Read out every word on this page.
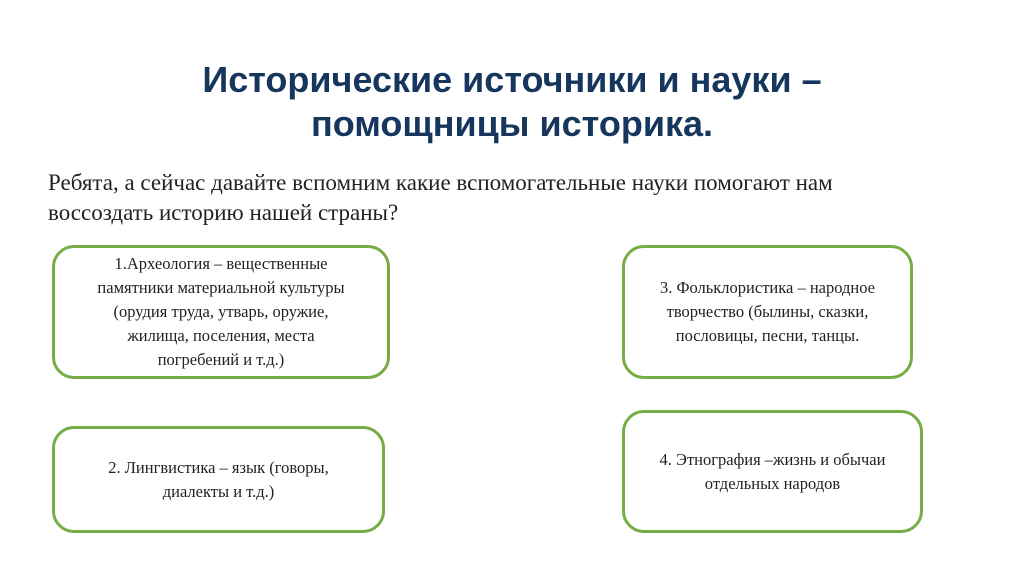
Исторические источники и науки –
помощницы историка.
Ребята, а сейчас давайте вспомним какие вспомогательные науки помогают нам
воссоздать историю нашей страны?
1.Археология – вещественные
памятники материальной культуры
(орудия труда, утварь, оружие,
жилища, поселения, места
погребений и т.д.)
2. Лингвистика – язык (говоры,
диалекты и т.д.)
3. Фольклористика – народное
творчество (былины, сказки,
пословицы, песни, танцы.
4. Этнография –жизнь и обычаи
отдельных народов
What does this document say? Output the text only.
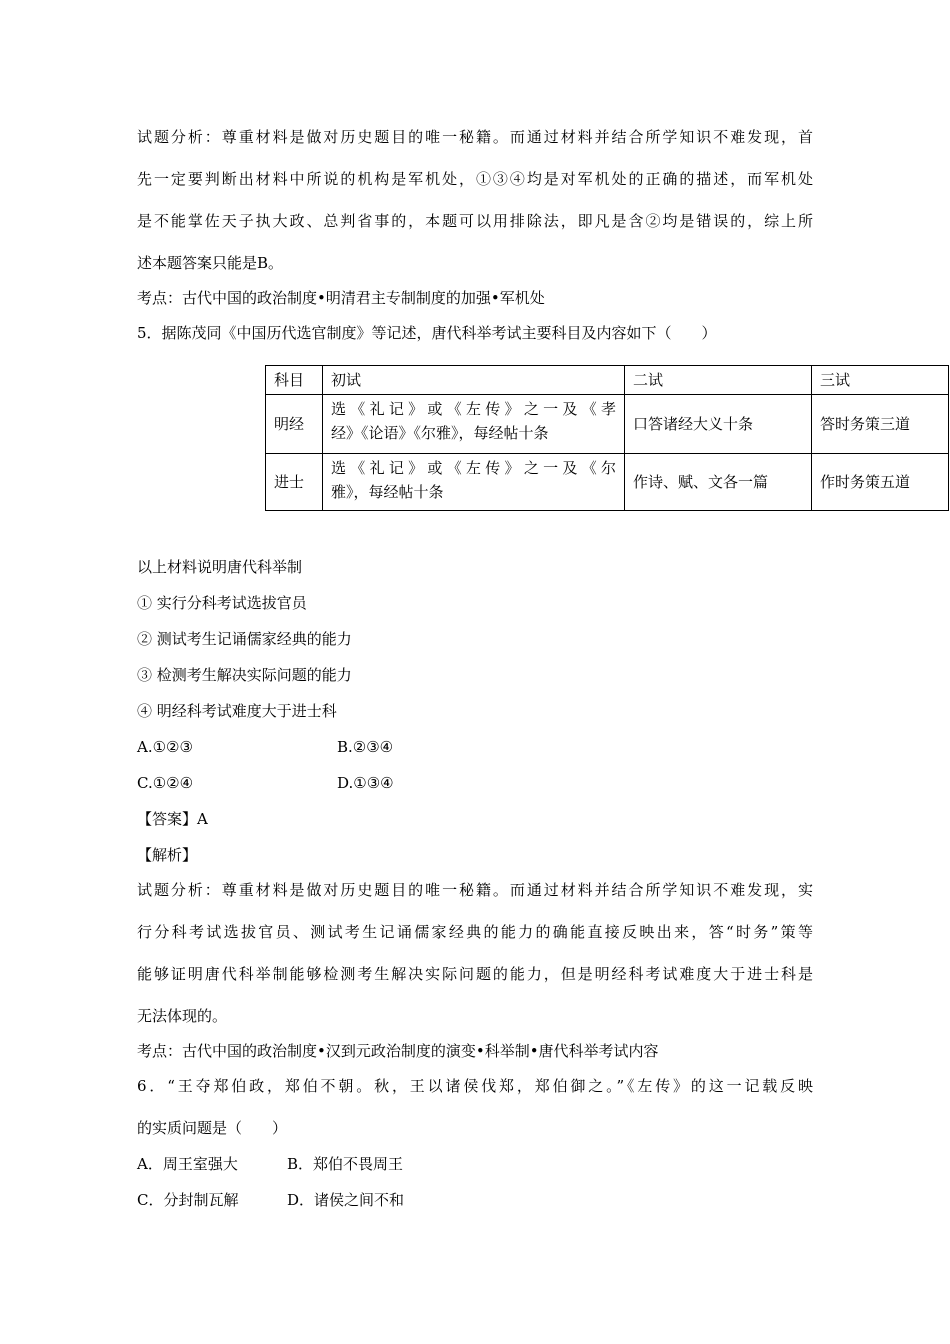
试题分析：尊重材料是做对历史题目的唯一秘籍。而通过材料并结合所学知识不难发现，首
先一定要判断出材料中所说的机构是军机处，①③④均是对军机处的正确的描述，而军机处
是不能掌佐天子执大政、总判省事的，本题可以用排除法，即凡是含②均是错误的，综上所
述本题答案只能是B。
考点：古代中国的政治制度•明清君主专制制度的加强•军机处
5．据陈茂同《中国历代选官制度》等记述，唐代科举考试主要科目及内容如下（　　）
科目	初试	二试	三试
明经	选《礼记》或《左传》之一及《孝
经》《论语》《尔雅》，每经帖十条	口答诸经大义十条	答时务策三道
进士	选《礼记》或《左传》之一及《尔
雅》，每经帖十条	作诗、赋、文各一篇	作时务策五道
以上材料说明唐代科举制
① 实行分科考试选拔官员
② 测试考生记诵儒家经典的能力
③ 检测考生解决实际问题的能力
④ 明经科考试难度大于进士科
A.①②③	B.②③④
C.①②④	D.①③④
【答案】A
【解析】
试题分析：尊重材料是做对历史题目的唯一秘籍。而通过材料并结合所学知识不难发现，实
行分科考试选拔官员、测试考生记诵儒家经典的能力的确能直接反映出来，答“时务”策等
能够证明唐代科举制能够检测考生解决实际问题的能力，但是明经科考试难度大于进士科是
无法体现的。
考点：古代中国的政治制度•汉到元政治制度的演变•科举制•唐代科举考试内容
6．“王夺郑伯政，郑伯不朝。秋，王以诸侯伐郑，郑伯御之。”《左传》的这一记载反映
的实质问题是（　　）
A．周王室强大	B．郑伯不畏周王
C．分封制瓦解	D．诸侯之间不和
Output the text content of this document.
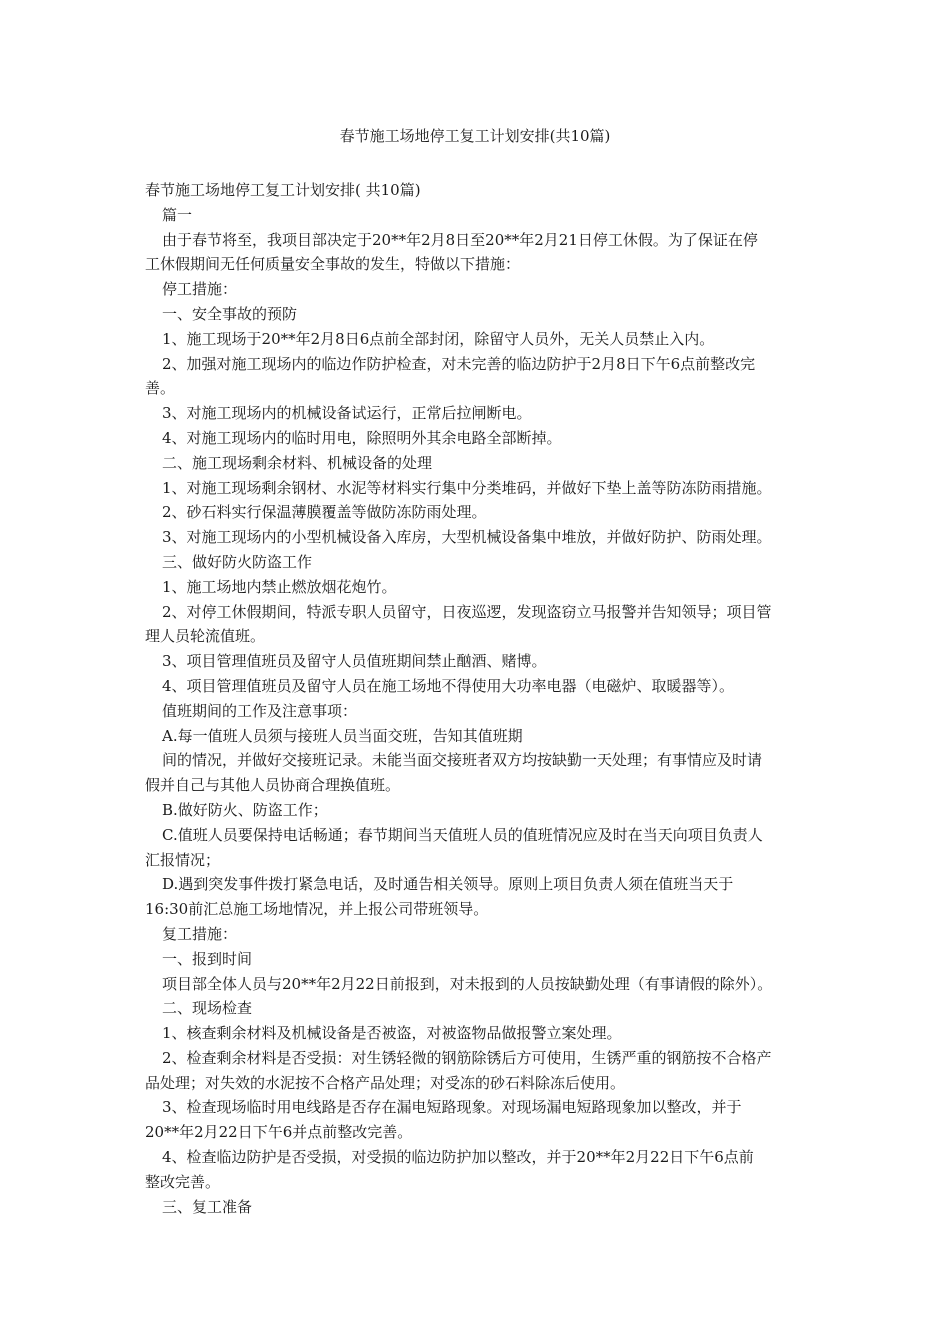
春节施工场地停工复工计划安排(共10篇)

春节施工场地停工复工计划安排( 共10篇)

篇一

由于春节将至，我项目部决定于20**年2月8日至20**年2月21日停工休假。为了保证在停

工休假期间无任何质量安全事故的发生，特做以下措施：

停工措施：

一、安全事故的预防

1、施工现场于20**年2月8日6点前全部封闭，除留守人员外，无关人员禁止入内。

2、加强对施工现场内的临边作防护检查，对未完善的临边防护于2月8日下午6点前整改完

善。

3、对施工现场内的机械设备试运行，正常后拉闸断电。

4、对施工现场内的临时用电，除照明外其余电路全部断掉。

二、施工现场剩余材料、机械设备的处理

1、对施工现场剩余钢材、水泥等材料实行集中分类堆码，并做好下垫上盖等防冻防雨措施。

2、砂石料实行保温薄膜覆盖等做防冻防雨处理。

3、对施工现场内的小型机械设备入库房，大型机械设备集中堆放，并做好防护、防雨处理。

三、做好防火防盗工作

1、施工场地内禁止燃放烟花炮竹。

2、对停工休假期间，特派专职人员留守，日夜巡逻，发现盗窃立马报警并告知领导；项目管

理人员轮流值班。

3、项目管理值班员及留守人员值班期间禁止酗酒、赌博。

4、项目管理值班员及留守人员在施工场地不得使用大功率电器（电磁炉、取暖器等）。

值班期间的工作及注意事项：

A.每一值班人员须与接班人员当面交班，告知其值班期

间的情况，并做好交接班记录。未能当面交接班者双方均按缺勤一天处理；有事情应及时请

假并自己与其他人员协商合理换值班。

B.做好防火、防盗工作；

C.值班人员要保持电话畅通；春节期间当天值班人员的值班情况应及时在当天向项目负责人

汇报情况；

D.遇到突发事件拨打紧急电话，及时通告相关领导。原则上项目负责人须在值班当天于

16:30前汇总施工场地情况，并上报公司带班领导。

复工措施：

一、报到时间

项目部全体人员与20**年2月22日前报到，对未报到的人员按缺勤处理（有事请假的除外）。

二、现场检查

1、核查剩余材料及机械设备是否被盗，对被盗物品做报警立案处理。

2、检查剩余材料是否受损：对生锈轻微的钢筋除锈后方可使用，生锈严重的钢筋按不合格产

品处理；对失效的水泥按不合格产品处理；对受冻的砂石料除冻后使用。

3、检查现场临时用电线路是否存在漏电短路现象。对现场漏电短路现象加以整改，并于

20**年2月22日下午6并点前整改完善。

4、检查临边防护是否受损，对受损的临边防护加以整改，并于20**年2月22日下午6点前

整改完善。

三、复工准备
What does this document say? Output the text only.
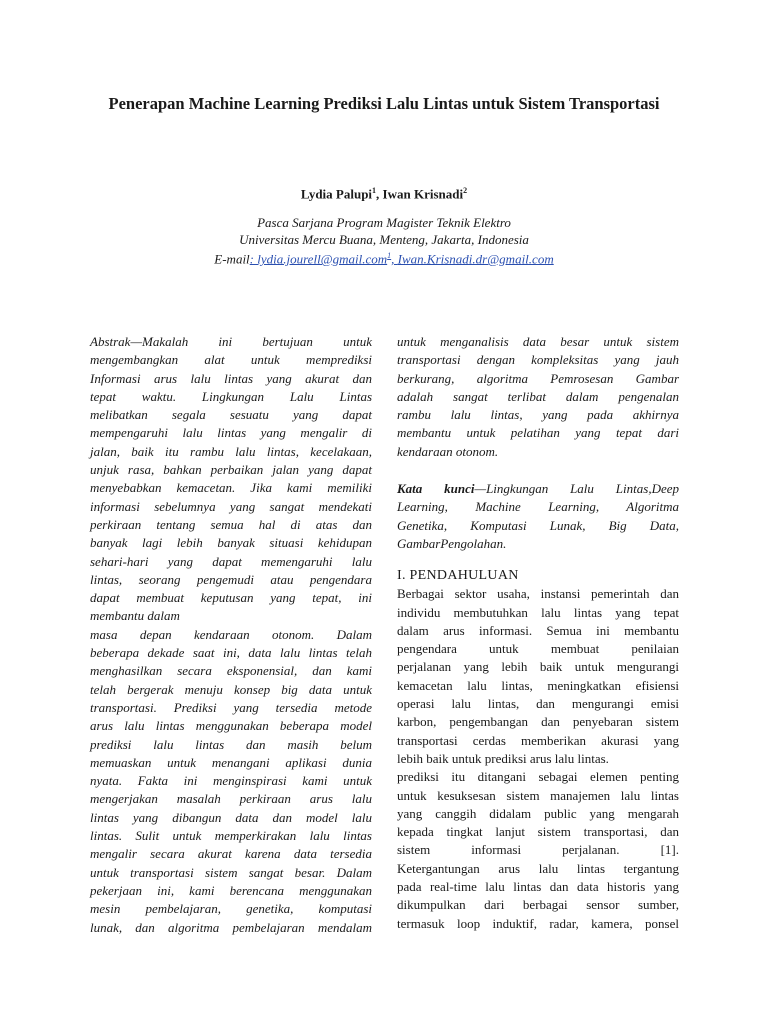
Penerapan Machine Learning Prediksi Lalu Lintas untuk Sistem Transportasi
Lydia Palupi$^1$, Iwan Krisnadi$^2$
Pasca Sarjana Program Magister Teknik Elektro
Universitas Mercu Buana, Menteng, Jakarta, Indonesia
E-mail: lydia.jourell@gmail.com$^1$, Iwan.Krisnadi.dr@gmail.com
Abstrak—Makalah ini bertujuan untuk
mengembangkan alat untuk memprediksi
Informasi arus lalu lintas yang akurat dan
tepat waktu. Lingkungan Lalu Lintas
melibatkan segala sesuatu yang dapat
mempengaruhi lalu lintas yang mengalir di
jalan, baik itu rambu lalu lintas, kecelakaan,
unjuk rasa, bahkan perbaikan jalan yang dapat
menyebabkan kemacetan. Jika kami memiliki
informasi sebelumnya yang sangat mendekati
perkiraan tentang semua hal di atas dan
banyak lagi lebih banyak situasi kehidupan
sehari-hari yang dapat memengaruhi lalu
lintas, seorang pengemudi atau pengendara
dapat membuat keputusan yang tepat, ini
membantu dalam
masa depan kendaraan otonom. Dalam
beberapa dekade saat ini, data lalu lintas telah
menghasilkan secara eksponensial, dan kami
telah bergerak menuju konsep big data untuk
transportasi. Prediksi yang tersedia metode
arus lalu lintas menggunakan beberapa model
prediksi lalu lintas dan masih belum
memuaskan untuk menangani aplikasi dunia
nyata. Fakta ini menginspirasi kami untuk
mengerjakan masalah perkiraan arus lalu
lintas yang dibangun data dan model lalu
lintas. Sulit untuk memperkirakan lalu lintas
mengalir secara akurat karena data tersedia
untuk transportasi sistem sangat besar. Dalam
pekerjaan ini, kami berencana menggunakan
mesin pembelajaran, genetika, komputasi
lunak, dan algoritma pembelajaran mendalam
untuk menganalisis data besar untuk sistem
transportasi dengan kompleksitas yang jauh
berkurang, algoritma Pemrosesan Gambar
adalah sangat terlibat dalam pengenalan
rambu lalu lintas, yang pada akhirnya
membantu untuk pelatihan yang tepat dari
kendaraan otonom.
Kata kunci—Lingkungan Lalu Lintas,Deep
Learning, Machine Learning, Algoritma
Genetika, Komputasi Lunak, Big Data,
GambarPengolahan.
I. PENDAHULUAN
Berbagai sektor usaha, instansi pemerintah dan
individu membutuhkan lalu lintas yang tepat
dalam arus informasi. Semua ini membantu
pengendara untuk membuat penilaian
perjalanan yang lebih baik untuk mengurangi
kemacetan lalu lintas, meningkatkan efisiensi
operasi lalu lintas, dan mengurangi emisi
karbon, pengembangan dan penyebaran sistem
transportasi cerdas memberikan akurasi yang
lebih baik untuk prediksi arus lalu lintas.
prediksi itu ditangani sebagai elemen penting
untuk kesuksesan sistem manajemen lalu lintas
yang canggih didalam public yang mengarah
kepada tingkat lanjut sistem transportasi, dan
sistem informasi perjalanan. [1].
Ketergantungan arus lalu lintas tergantung
pada real-time lalu lintas dan data historis yang
dikumpulkan dari berbagai sensor sumber,
termasuk loop induktif, radar, kamera, ponsel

######

Look through the records and gather every line containing "pengendara".

Completed exercise –
lintas, seorang pengemudi atau pengendara
pengendara untuk membuat penilaian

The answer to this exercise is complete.